# Line's Pontiac GTO holds onto No. 1 qualifying spot at Pomona



## 05GTO (Oct 6, 2004)

*Line's Pontiac GTO holds onto No. 1 qualifying spot at Pomona*
by Jeff Romack








POMONA, Calif. -- For the second time this season, Jason Line will start Sunday eliminations from the No. 1 qualifying position after his Pontiac GTO set a Friday track-record elapsed time of 6.677 seconds at the NHRA Finals at Pomona Raceway. Line withstood the onslaught of two additional rounds of Saturday time trials to capture his fourth career pole and his first ever at Pomona Raceway.

"We just want to win every race, that's our goal," said Line. "We really haven't made good runs this weekend, we just happened to make the one really good lap when we needed to. We don't have a handle on the combination yet, but at the same time, we've gone into a lot of Sunday's this year when we were able to hit on a setup and I'm confident we'll get it figured out by tomorrow."

→ **Supplied information**:
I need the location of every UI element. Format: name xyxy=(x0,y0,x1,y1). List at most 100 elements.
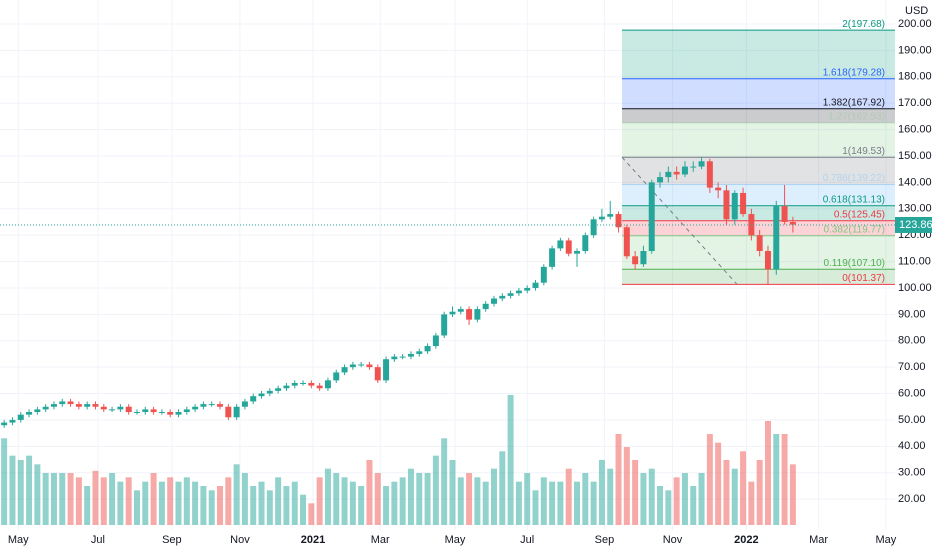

→ **Short exercise**:
Answer these questions about the Pomona qualifying article:
1. What elapsed time did Jason Line's Pontiac GTO set on Friday?
2. Which career pole did Line capture at this event?
3. What did Line say the team's goal is?

→ **Expected output**:
1. 6.677 seconds
2. His fourth career pole
3. To win every race